**What is being asked:** How many lines in the listing below include the word "JSON"? Reply with the count alone.

## begin The records

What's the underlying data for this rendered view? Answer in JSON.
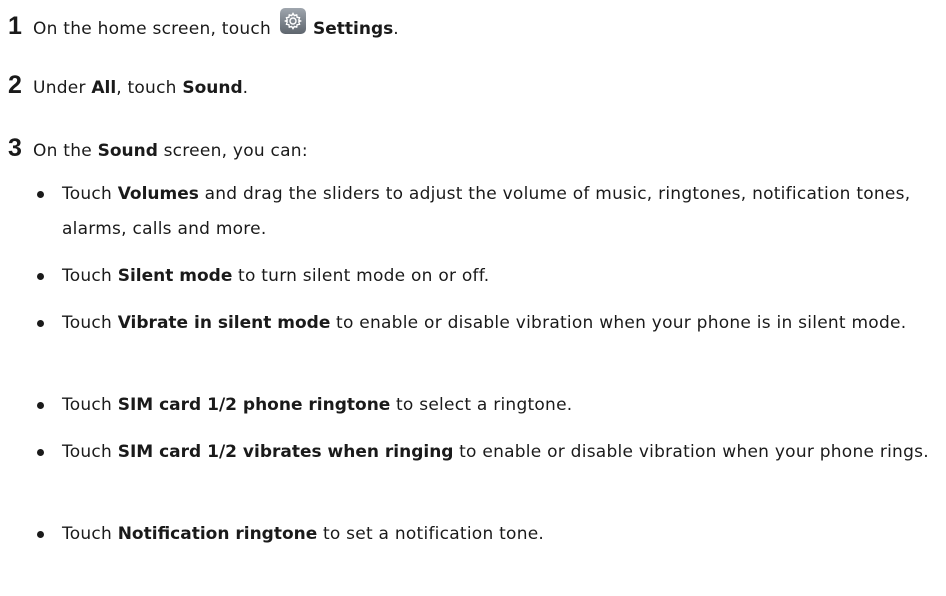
{
  "steps": [
    {
      "number": "1",
      "p1": "On the home screen, touch",
      "b1": "Settings",
      "p2": "."
    },
    {
      "number": "2",
      "p1": "Under",
      "b1": "All",
      "p2": ", touch",
      "b2": "Sound",
      "p3": "."
    },
    {
      "number": "3",
      "p1": "On the",
      "b1": "Sound",
      "p2": "screen, you can:"
    }
  ],
  "bullets": [
    {
      "p1": "Touch",
      "b1": "Volumes",
      "p2": "and drag the sliders to adjust the volume of music, ringtones, notification tones, alarms, calls and more."
    },
    {
      "p1": "Touch",
      "b1": "Silent mode",
      "p2": "to turn silent mode on or off."
    },
    {
      "p1": "Touch",
      "b1": "Vibrate in silent mode",
      "p2": "to enable or disable vibration when your phone is in silent mode."
    },
    {
      "p1": "Touch",
      "b1": "SIM card 1/2 phone ringtone",
      "p2": "to select a ringtone."
    },
    {
      "p1": "Touch",
      "b1": "SIM card 1/2 vibrates when ringing",
      "p2": "to enable or disable vibration when your phone rings."
    },
    {
      "p1": "Touch",
      "b1": "Notification ringtone",
      "p2": "to set a notification tone."
    }
  ],
  "icons": {
    "settings": "settings-gear-icon"
  },
  "colors": {
    "text": "#1a1a1a",
    "icon_bg_top": "#9fa6ae",
    "icon_bg_bottom": "#5e656d"
  }
}
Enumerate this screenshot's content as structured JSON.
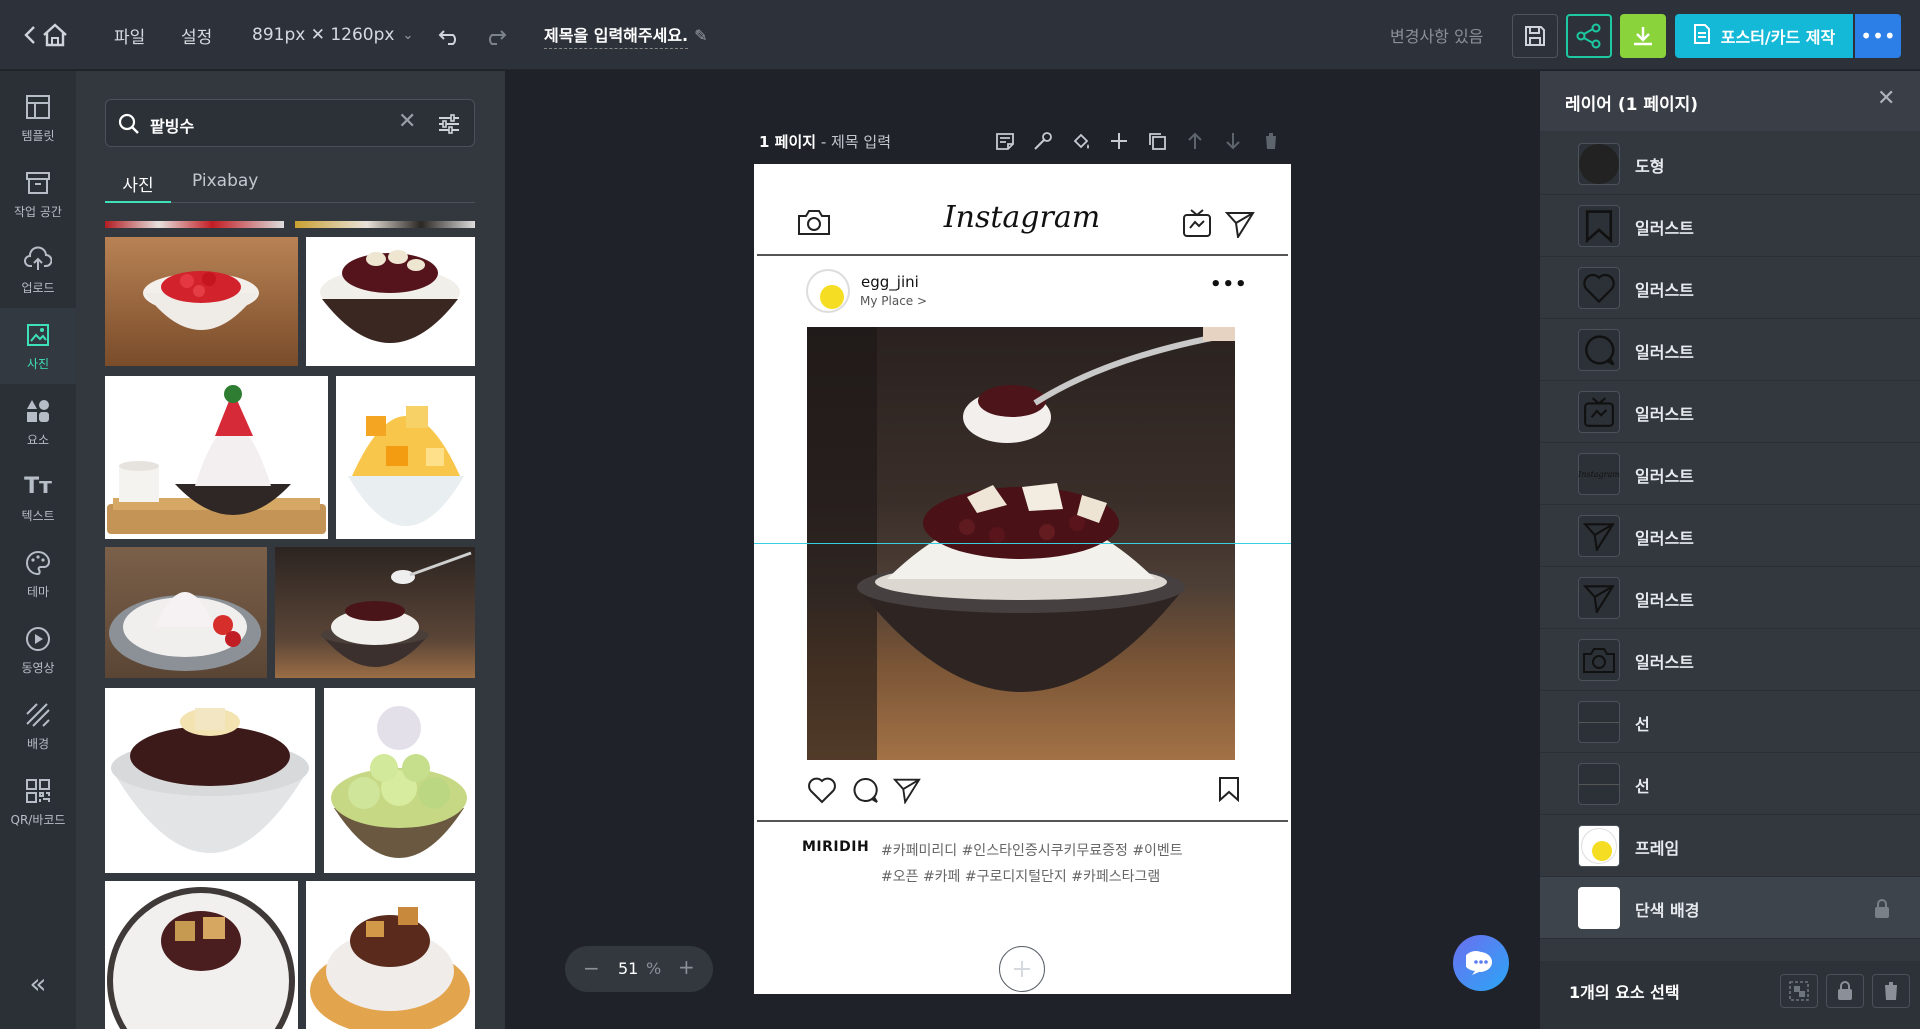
{
  "topbar": {
    "file_menu": "파일",
    "settings_menu": "설정",
    "size_label": "891px ✕ 1260px",
    "doc_title": "제목을 입력해주세요.",
    "change_status": "변경사항 있음",
    "make_button": "포스터/카드 제작"
  },
  "sidebar": {
    "items": [
      {
        "label": "템플릿",
        "icon": "template-icon"
      },
      {
        "label": "작업 공간",
        "icon": "workspace-icon"
      },
      {
        "label": "업로드",
        "icon": "upload-icon"
      },
      {
        "label": "사진",
        "icon": "photo-icon"
      },
      {
        "label": "요소",
        "icon": "elements-icon"
      },
      {
        "label": "텍스트",
        "icon": "text-icon"
      },
      {
        "label": "테마",
        "icon": "palette-icon"
      },
      {
        "label": "동영상",
        "icon": "video-icon"
      },
      {
        "label": "배경",
        "icon": "background-icon"
      },
      {
        "label": "QR/바코드",
        "icon": "qr-icon"
      }
    ],
    "collapse": "«"
  },
  "panel": {
    "search_value": "팥빙수",
    "tabs": [
      "사진",
      "Pixabay"
    ]
  },
  "canvas": {
    "page_label": "1 페이지",
    "page_title": "- 제목 입력",
    "zoom_value": "51",
    "zoom_unit": "%",
    "post": {
      "logo": "Instagram",
      "username": "egg_jini",
      "place": "My Place >",
      "brand": "MIRIDIH",
      "hashtags_line1": "#카페미리디 #인스타인증시쿠키무료증정 #이벤트",
      "hashtags_line2": "#오픈 #카페 #구로디지털단지 #카페스타그램"
    }
  },
  "layers": {
    "title": "레이어 (1 페이지)",
    "items": [
      {
        "label": "도형",
        "icon": "circle-shape-icon"
      },
      {
        "label": "일러스트",
        "icon": "bookmark-icon"
      },
      {
        "label": "일러스트",
        "icon": "heart-icon"
      },
      {
        "label": "일러스트",
        "icon": "comment-icon"
      },
      {
        "label": "일러스트",
        "icon": "igtv-icon"
      },
      {
        "label": "일러스트",
        "icon": "instagram-logo-icon"
      },
      {
        "label": "일러스트",
        "icon": "send-icon"
      },
      {
        "label": "일러스트",
        "icon": "send-icon"
      },
      {
        "label": "일러스트",
        "icon": "camera-icon"
      },
      {
        "label": "선",
        "icon": "line-icon"
      },
      {
        "label": "선",
        "icon": "line-icon"
      },
      {
        "label": "프레임",
        "icon": "frame-icon"
      },
      {
        "label": "단색 배경",
        "icon": "solid-bg-icon"
      }
    ],
    "selection_status": "1개의 요소 선택"
  },
  "colors": {
    "accent": "#3ee0b9",
    "share": "#1cc9a0",
    "download": "#8bd33a",
    "make": "#13b9d6",
    "more": "#2d7fe8"
  }
}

## end The records

**Full output:** 2